Material for this task
-- Start --

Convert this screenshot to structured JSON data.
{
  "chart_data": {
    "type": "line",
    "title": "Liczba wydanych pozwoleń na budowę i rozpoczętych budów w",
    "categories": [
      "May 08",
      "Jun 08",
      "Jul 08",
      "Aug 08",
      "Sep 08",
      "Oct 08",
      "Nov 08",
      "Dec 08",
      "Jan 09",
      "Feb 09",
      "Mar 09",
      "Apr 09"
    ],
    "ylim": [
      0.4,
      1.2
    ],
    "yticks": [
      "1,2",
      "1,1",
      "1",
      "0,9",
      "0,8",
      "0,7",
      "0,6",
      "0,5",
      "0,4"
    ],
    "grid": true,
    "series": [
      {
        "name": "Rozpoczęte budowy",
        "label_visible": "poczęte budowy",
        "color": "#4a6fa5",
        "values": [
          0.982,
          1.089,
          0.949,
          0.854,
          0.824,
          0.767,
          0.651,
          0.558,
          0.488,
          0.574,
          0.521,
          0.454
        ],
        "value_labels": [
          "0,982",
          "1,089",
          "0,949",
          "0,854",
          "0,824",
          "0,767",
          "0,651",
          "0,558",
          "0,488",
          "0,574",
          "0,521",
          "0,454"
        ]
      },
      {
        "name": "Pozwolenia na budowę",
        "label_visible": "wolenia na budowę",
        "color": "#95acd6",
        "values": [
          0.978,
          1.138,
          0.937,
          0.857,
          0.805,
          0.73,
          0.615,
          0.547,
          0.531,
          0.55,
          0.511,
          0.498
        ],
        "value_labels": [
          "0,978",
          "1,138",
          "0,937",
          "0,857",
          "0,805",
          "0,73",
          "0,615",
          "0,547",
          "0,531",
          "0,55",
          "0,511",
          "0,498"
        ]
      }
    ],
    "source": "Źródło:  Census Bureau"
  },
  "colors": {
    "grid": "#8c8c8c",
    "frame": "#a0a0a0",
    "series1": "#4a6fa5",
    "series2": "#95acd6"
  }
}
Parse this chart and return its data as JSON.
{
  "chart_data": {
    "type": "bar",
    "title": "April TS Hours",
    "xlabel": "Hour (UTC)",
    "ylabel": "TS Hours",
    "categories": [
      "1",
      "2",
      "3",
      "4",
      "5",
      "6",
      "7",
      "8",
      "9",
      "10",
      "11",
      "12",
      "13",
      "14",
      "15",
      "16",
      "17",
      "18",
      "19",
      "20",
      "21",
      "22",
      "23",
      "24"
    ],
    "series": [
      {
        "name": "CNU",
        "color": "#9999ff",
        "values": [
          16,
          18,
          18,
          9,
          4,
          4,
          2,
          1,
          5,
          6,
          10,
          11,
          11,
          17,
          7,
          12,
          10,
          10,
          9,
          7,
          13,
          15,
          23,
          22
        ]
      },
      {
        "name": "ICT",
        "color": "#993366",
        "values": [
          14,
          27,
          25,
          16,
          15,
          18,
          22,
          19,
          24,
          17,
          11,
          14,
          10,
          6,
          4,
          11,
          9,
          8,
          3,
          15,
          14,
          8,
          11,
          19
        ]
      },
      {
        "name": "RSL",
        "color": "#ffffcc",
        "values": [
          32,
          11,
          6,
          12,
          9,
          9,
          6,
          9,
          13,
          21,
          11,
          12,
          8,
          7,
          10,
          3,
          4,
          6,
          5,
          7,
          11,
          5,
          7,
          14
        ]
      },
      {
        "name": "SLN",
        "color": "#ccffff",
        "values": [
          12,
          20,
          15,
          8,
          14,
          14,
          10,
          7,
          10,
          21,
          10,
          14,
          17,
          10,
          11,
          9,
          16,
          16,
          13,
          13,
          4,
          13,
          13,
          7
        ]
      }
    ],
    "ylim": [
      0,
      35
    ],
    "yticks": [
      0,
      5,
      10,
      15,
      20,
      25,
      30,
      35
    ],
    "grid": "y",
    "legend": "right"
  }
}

-- End --

Short task
Return all of the entries exactly as they were supplied.

Answer for the task
Convert this screenshot to structured JSON data.
{
  "chart_data": {
    "type": "line",
    "title": "Liczba wydanych pozwoleń na budowę i rozpoczętych budów w",
    "categories": [
      "May 08",
      "Jun 08",
      "Jul 08",
      "Aug 08",
      "Sep 08",
      "Oct 08",
      "Nov 08",
      "Dec 08",
      "Jan 09",
      "Feb 09",
      "Mar 09",
      "Apr 09"
    ],
    "ylim": [
      0.4,
      1.2
    ],
    "yticks": [
      "1,2",
      "1,1",
      "1",
      "0,9",
      "0,8",
      "0,7",
      "0,6",
      "0,5",
      "0,4"
    ],
    "grid": true,
    "series": [
      {
        "name": "Rozpoczęte budowy",
        "label_visible": "poczęte budowy",
        "color": "#4a6fa5",
        "values": [
          0.982,
          1.089,
          0.949,
          0.854,
          0.824,
          0.767,
          0.651,
          0.558,
          0.488,
          0.574,
          0.521,
          0.454
        ],
        "value_labels": [
          "0,982",
          "1,089",
          "0,949",
          "0,854",
          "0,824",
          "0,767",
          "0,651",
          "0,558",
          "0,488",
          "0,574",
          "0,521",
          "0,454"
        ]
      },
      {
        "name": "Pozwolenia na budowę",
        "label_visible": "wolenia na budowę",
        "color": "#95acd6",
        "values": [
          0.978,
          1.138,
          0.937,
          0.857,
          0.805,
          0.73,
          0.615,
          0.547,
          0.531,
          0.55,
          0.511,
          0.498
        ],
        "value_labels": [
          "0,978",
          "1,138",
          "0,937",
          "0,857",
          "0,805",
          "0,73",
          "0,615",
          "0,547",
          "0,531",
          "0,55",
          "0,511",
          "0,498"
        ]
      }
    ],
    "source": "Źródło:  Census Bureau"
  },
  "colors": {
    "grid": "#8c8c8c",
    "frame": "#a0a0a0",
    "series1": "#4a6fa5",
    "series2": "#95acd6"
  }
}
Parse this chart and return its data as JSON.
{
  "chart_data": {
    "type": "bar",
    "title": "April TS Hours",
    "xlabel": "Hour (UTC)",
    "ylabel": "TS Hours",
    "categories": [
      "1",
      "2",
      "3",
      "4",
      "5",
      "6",
      "7",
      "8",
      "9",
      "10",
      "11",
      "12",
      "13",
      "14",
      "15",
      "16",
      "17",
      "18",
      "19",
      "20",
      "21",
      "22",
      "23",
      "24"
    ],
    "series": [
      {
        "name": "CNU",
        "color": "#9999ff",
        "values": [
          16,
          18,
          18,
          9,
          4,
          4,
          2,
          1,
          5,
          6,
          10,
          11,
          11,
          17,
          7,
          12,
          10,
          10,
          9,
          7,
          13,
          15,
          23,
          22
        ]
      },
      {
        "name": "ICT",
        "color": "#993366",
        "values": [
          14,
          27,
          25,
          16,
          15,
          18,
          22,
          19,
          24,
          17,
          11,
          14,
          10,
          6,
          4,
          11,
          9,
          8,
          3,
          15,
          14,
          8,
          11,
          19
        ]
      },
      {
        "name": "RSL",
        "color": "#ffffcc",
        "values": [
          32,
          11,
          6,
          12,
          9,
          9,
          6,
          9,
          13,
          21,
          11,
          12,
          8,
          7,
          10,
          3,
          4,
          6,
          5,
          7,
          11,
          5,
          7,
          14
        ]
      },
      {
        "name": "SLN",
        "color": "#ccffff",
        "values": [
          12,
          20,
          15,
          8,
          14,
          14,
          10,
          7,
          10,
          21,
          10,
          14,
          17,
          10,
          11,
          9,
          16,
          16,
          13,
          13,
          4,
          13,
          13,
          7
        ]
      }
    ],
    "ylim": [
      0,
      35
    ],
    "yticks": [
      0,
      5,
      10,
      15,
      20,
      25,
      30,
      35
    ],
    "grid": "y",
    "legend": "right"
  }
}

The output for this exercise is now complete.